_PROBLEM STATEMENT_. Each record must be reproduced exactly as it is shown.

_DATA FOR THE TASK_.
--
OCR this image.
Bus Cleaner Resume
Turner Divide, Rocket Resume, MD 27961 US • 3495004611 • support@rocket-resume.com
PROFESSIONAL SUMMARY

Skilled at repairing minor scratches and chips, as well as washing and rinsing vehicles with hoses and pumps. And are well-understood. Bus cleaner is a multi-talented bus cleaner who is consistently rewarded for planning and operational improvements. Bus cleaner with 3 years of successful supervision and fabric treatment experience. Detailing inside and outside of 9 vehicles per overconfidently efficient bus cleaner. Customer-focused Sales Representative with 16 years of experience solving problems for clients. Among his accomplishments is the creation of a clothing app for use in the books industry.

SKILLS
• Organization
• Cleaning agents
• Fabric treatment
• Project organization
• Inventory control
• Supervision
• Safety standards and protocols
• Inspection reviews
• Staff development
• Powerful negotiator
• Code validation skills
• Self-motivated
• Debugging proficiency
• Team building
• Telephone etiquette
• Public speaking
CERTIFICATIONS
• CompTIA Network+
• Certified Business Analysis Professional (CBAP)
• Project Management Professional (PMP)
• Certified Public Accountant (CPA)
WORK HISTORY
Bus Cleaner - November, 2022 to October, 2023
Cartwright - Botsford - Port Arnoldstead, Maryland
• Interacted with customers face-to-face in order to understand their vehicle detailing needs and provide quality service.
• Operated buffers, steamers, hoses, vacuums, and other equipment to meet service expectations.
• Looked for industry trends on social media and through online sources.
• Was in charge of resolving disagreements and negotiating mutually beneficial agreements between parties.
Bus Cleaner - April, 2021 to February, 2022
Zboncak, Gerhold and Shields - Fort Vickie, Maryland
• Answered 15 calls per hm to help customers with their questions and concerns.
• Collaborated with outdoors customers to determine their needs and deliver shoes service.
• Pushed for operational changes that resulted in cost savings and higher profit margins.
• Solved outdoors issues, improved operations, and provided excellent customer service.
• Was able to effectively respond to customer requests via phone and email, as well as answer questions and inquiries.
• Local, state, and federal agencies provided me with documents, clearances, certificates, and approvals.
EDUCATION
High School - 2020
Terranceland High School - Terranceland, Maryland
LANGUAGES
--
_RESPONSE TO THIS EXERCISE_.
OCR this image.
Bus Cleaner Resume
Turner Divide, Rocket Resume, MD 27961 US • 3495004611 • support@rocket-resume.com
PROFESSIONAL SUMMARY

Skilled at repairing minor scratches and chips, as well as washing and rinsing vehicles with hoses and pumps. And are well-understood. Bus cleaner is a multi-talented bus cleaner who is consistently rewarded for planning and operational improvements. Bus cleaner with 3 years of successful supervision and fabric treatment experience. Detailing inside and outside of 9 vehicles per overconfidently efficient bus cleaner. Customer-focused Sales Representative with 16 years of experience solving problems for clients. Among his accomplishments is the creation of a clothing app for use in the books industry.

SKILLS
• Organization
• Cleaning agents
• Fabric treatment
• Project organization
• Inventory control
• Supervision
• Safety standards and protocols
• Inspection reviews
• Staff development
• Powerful negotiator
• Code validation skills
• Self-motivated
• Debugging proficiency
• Team building
• Telephone etiquette
• Public speaking
CERTIFICATIONS
• CompTIA Network+
• Certified Business Analysis Professional (CBAP)
• Project Management Professional (PMP)
• Certified Public Accountant (CPA)
WORK HISTORY
Bus Cleaner - November, 2022 to October, 2023
Cartwright - Botsford - Port Arnoldstead, Maryland
• Interacted with customers face-to-face in order to understand their vehicle detailing needs and provide quality service.
• Operated buffers, steamers, hoses, vacuums, and other equipment to meet service expectations.
• Looked for industry trends on social media and through online sources.
• Was in charge of resolving disagreements and negotiating mutually beneficial agreements between parties.
Bus Cleaner - April, 2021 to February, 2022
Zboncak, Gerhold and Shields - Fort Vickie, Maryland
• Answered 15 calls per hm to help customers with their questions and concerns.
• Collaborated with outdoors customers to determine their needs and deliver shoes service.
• Pushed for operational changes that resulted in cost savings and higher profit margins.
• Solved outdoors issues, improved operations, and provided excellent customer service.
• Was able to effectively respond to customer requests via phone and email, as well as answer questions and inquiries.
• Local, state, and federal agencies provided me with documents, clearances, certificates, and approvals.
EDUCATION
High School - 2020
Terranceland High School - Terranceland, Maryland
LANGUAGES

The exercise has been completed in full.